## SHORT PROBLEM:
Your copy of the material must match it exactly, except that pictures are dropped.

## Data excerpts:
━━━━━━
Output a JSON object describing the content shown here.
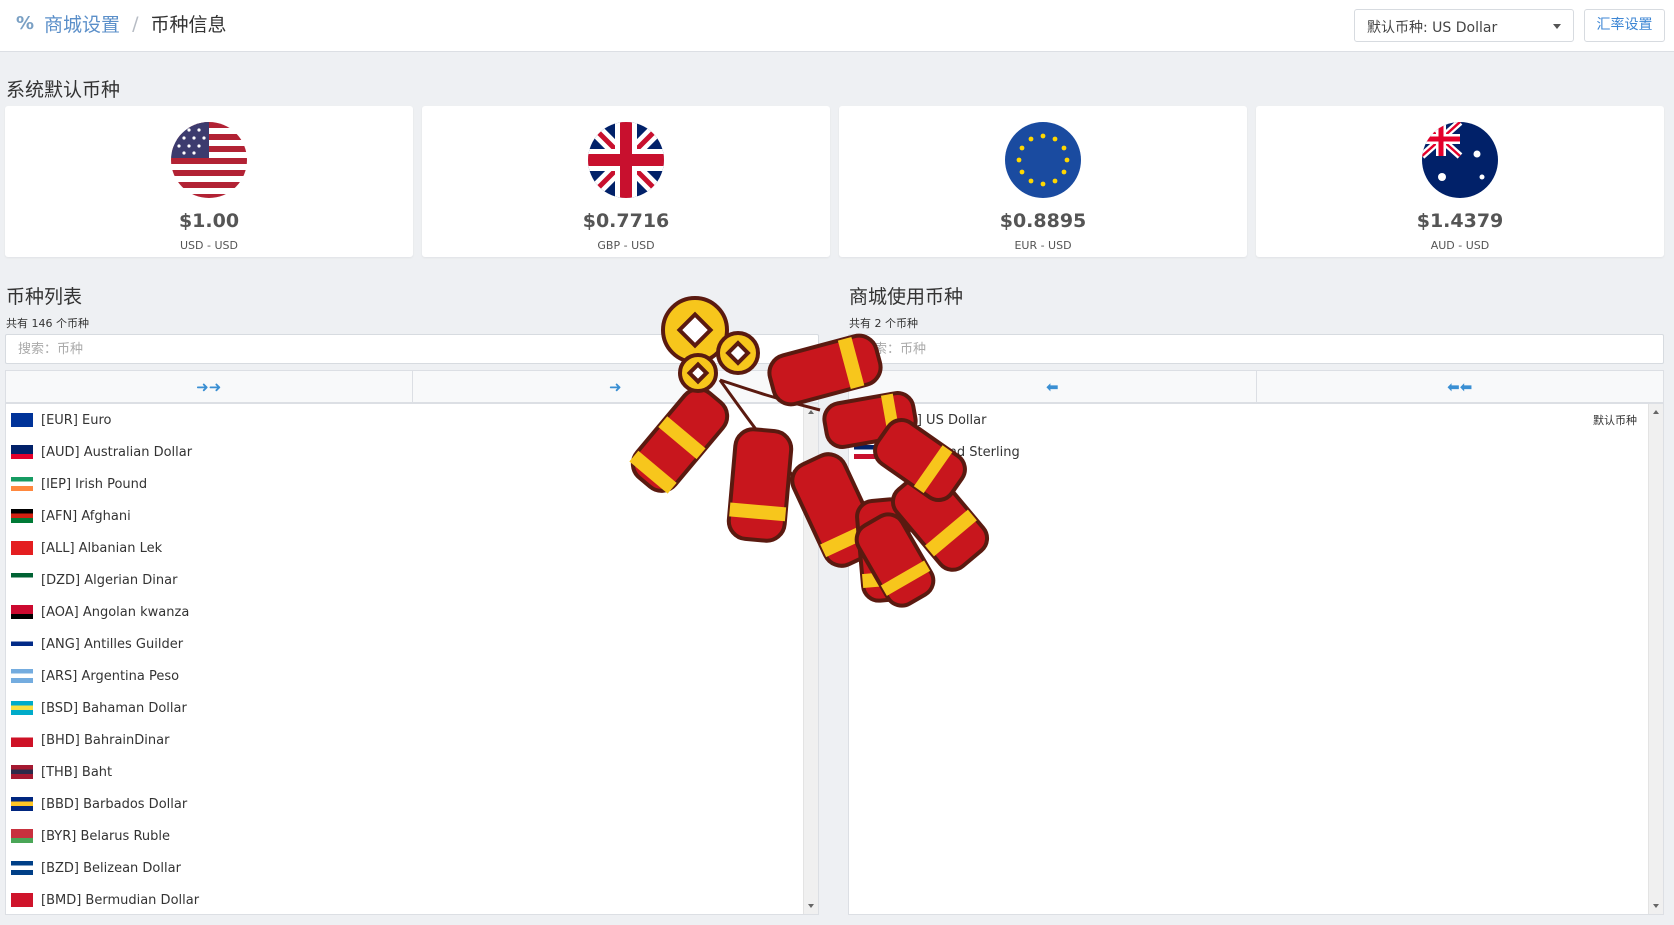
{
  "header": {
    "breadcrumb_root": "商城设置",
    "breadcrumb_sep": "/",
    "breadcrumb_current": "币种信息",
    "default_currency": "默认币种: US Dollar",
    "rate_button": "汇率设置"
  },
  "defaults_section": {
    "title": "系统默认币种",
    "cards": [
      {
        "price": "$1.00",
        "pair": "USD - USD",
        "icon": "us-flag-icon"
      },
      {
        "price": "$0.7716",
        "pair": "GBP - USD",
        "icon": "uk-flag-icon"
      },
      {
        "price": "$0.8895",
        "pair": "EUR - USD",
        "icon": "eu-flag-icon"
      },
      {
        "price": "$1.4379",
        "pair": "AUD - USD",
        "icon": "au-flag-icon"
      }
    ]
  },
  "currency_list": {
    "title": "币种列表",
    "count": "共有 146 个币种",
    "search_placeholder": "搜索：币种",
    "move_all": "➜➜",
    "move_one": "➜",
    "items": [
      {
        "label": "[EUR] Euro",
        "flag": [
          "#003399",
          "#003399",
          "#003399"
        ]
      },
      {
        "label": "[AUD] Australian Dollar",
        "flag": [
          "#012169",
          "#012169",
          "#e4002b"
        ]
      },
      {
        "label": "[IEP] Irish Pound",
        "flag": [
          "#169b62",
          "#ffffff",
          "#ff883e"
        ]
      },
      {
        "label": "[AFN] Afghani",
        "flag": [
          "#000000",
          "#d32011",
          "#007a36"
        ]
      },
      {
        "label": "[ALL] Albanian Lek",
        "flag": [
          "#e41e20",
          "#e41e20",
          "#e41e20"
        ]
      },
      {
        "label": "[DZD] Algerian Dinar",
        "flag": [
          "#006233",
          "#ffffff",
          "#ffffff"
        ]
      },
      {
        "label": "[AOA] Angolan kwanza",
        "flag": [
          "#cc092f",
          "#cc092f",
          "#000000"
        ]
      },
      {
        "label": "[ANG] Antilles Guilder",
        "flag": [
          "#ffffff",
          "#012a87",
          "#ffffff"
        ]
      },
      {
        "label": "[ARS] Argentina Peso",
        "flag": [
          "#74acdf",
          "#ffffff",
          "#74acdf"
        ]
      },
      {
        "label": "[BSD] Bahaman Dollar",
        "flag": [
          "#00abc9",
          "#fae042",
          "#00abc9"
        ]
      },
      {
        "label": "[BHD] BahrainDinar",
        "flag": [
          "#ffffff",
          "#ce1126",
          "#ce1126"
        ]
      },
      {
        "label": "[THB] Baht",
        "flag": [
          "#a51931",
          "#2d2a4a",
          "#a51931"
        ]
      },
      {
        "label": "[BBD] Barbados Dollar",
        "flag": [
          "#00267f",
          "#ffc726",
          "#00267f"
        ]
      },
      {
        "label": "[BYR] Belarus Ruble",
        "flag": [
          "#c8313e",
          "#c8313e",
          "#4aa657"
        ]
      },
      {
        "label": "[BZD] Belizean Dollar",
        "flag": [
          "#003f87",
          "#ffffff",
          "#003f87"
        ]
      },
      {
        "label": "[BMD] Bermudian Dollar",
        "flag": [
          "#cf142b",
          "#cf142b",
          "#cf142b"
        ]
      }
    ]
  },
  "store_list": {
    "title": "商城使用币种",
    "count": "共有 2 个币种",
    "search_placeholder": "搜索：币种",
    "remove_one": "⬅",
    "remove_all": "⬅⬅",
    "items": [
      {
        "label": "[USD] US Dollar",
        "tag": "默认币种",
        "flag": [
          "#b22234",
          "#ffffff",
          "#3c3b6e"
        ]
      },
      {
        "label": "[GBP] Pound Sterling",
        "tag": "",
        "flag": [
          "#012169",
          "#ffffff",
          "#c8102e"
        ]
      }
    ]
  }
}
━━━━━━
## ANSWER TO THE EXERCISE:
Output a JSON object describing the content shown here.
{
  "header": {
    "breadcrumb_root": "商城设置",
    "breadcrumb_sep": "/",
    "breadcrumb_current": "币种信息",
    "default_currency": "默认币种: US Dollar",
    "rate_button": "汇率设置"
  },
  "defaults_section": {
    "title": "系统默认币种",
    "cards": [
      {
        "price": "$1.00",
        "pair": "USD - USD",
        "icon": "us-flag-icon"
      },
      {
        "price": "$0.7716",
        "pair": "GBP - USD",
        "icon": "uk-flag-icon"
      },
      {
        "price": "$0.8895",
        "pair": "EUR - USD",
        "icon": "eu-flag-icon"
      },
      {
        "price": "$1.4379",
        "pair": "AUD - USD",
        "icon": "au-flag-icon"
      }
    ]
  },
  "currency_list": {
    "title": "币种列表",
    "count": "共有 146 个币种",
    "search_placeholder": "搜索：币种",
    "move_all": "➜➜",
    "move_one": "➜",
    "items": [
      {
        "label": "[EUR] Euro",
        "flag": [
          "#003399",
          "#003399",
          "#003399"
        ]
      },
      {
        "label": "[AUD] Australian Dollar",
        "flag": [
          "#012169",
          "#012169",
          "#e4002b"
        ]
      },
      {
        "label": "[IEP] Irish Pound",
        "flag": [
          "#169b62",
          "#ffffff",
          "#ff883e"
        ]
      },
      {
        "label": "[AFN] Afghani",
        "flag": [
          "#000000",
          "#d32011",
          "#007a36"
        ]
      },
      {
        "label": "[ALL] Albanian Lek",
        "flag": [
          "#e41e20",
          "#e41e20",
          "#e41e20"
        ]
      },
      {
        "label": "[DZD] Algerian Dinar",
        "flag": [
          "#006233",
          "#ffffff",
          "#ffffff"
        ]
      },
      {
        "label": "[AOA] Angolan kwanza",
        "flag": [
          "#cc092f",
          "#cc092f",
          "#000000"
        ]
      },
      {
        "label": "[ANG] Antilles Guilder",
        "flag": [
          "#ffffff",
          "#012a87",
          "#ffffff"
        ]
      },
      {
        "label": "[ARS] Argentina Peso",
        "flag": [
          "#74acdf",
          "#ffffff",
          "#74acdf"
        ]
      },
      {
        "label": "[BSD] Bahaman Dollar",
        "flag": [
          "#00abc9",
          "#fae042",
          "#00abc9"
        ]
      },
      {
        "label": "[BHD] BahrainDinar",
        "flag": [
          "#ffffff",
          "#ce1126",
          "#ce1126"
        ]
      },
      {
        "label": "[THB] Baht",
        "flag": [
          "#a51931",
          "#2d2a4a",
          "#a51931"
        ]
      },
      {
        "label": "[BBD] Barbados Dollar",
        "flag": [
          "#00267f",
          "#ffc726",
          "#00267f"
        ]
      },
      {
        "label": "[BYR] Belarus Ruble",
        "flag": [
          "#c8313e",
          "#c8313e",
          "#4aa657"
        ]
      },
      {
        "label": "[BZD] Belizean Dollar",
        "flag": [
          "#003f87",
          "#ffffff",
          "#003f87"
        ]
      },
      {
        "label": "[BMD] Bermudian Dollar",
        "flag": [
          "#cf142b",
          "#cf142b",
          "#cf142b"
        ]
      }
    ]
  },
  "store_list": {
    "title": "商城使用币种",
    "count": "共有 2 个币种",
    "search_placeholder": "搜索：币种",
    "remove_one": "⬅",
    "remove_all": "⬅⬅",
    "items": [
      {
        "label": "[USD] US Dollar",
        "tag": "默认币种",
        "flag": [
          "#b22234",
          "#ffffff",
          "#3c3b6e"
        ]
      },
      {
        "label": "[GBP] Pound Sterling",
        "tag": "",
        "flag": [
          "#012169",
          "#ffffff",
          "#c8102e"
        ]
      }
    ]
  }
}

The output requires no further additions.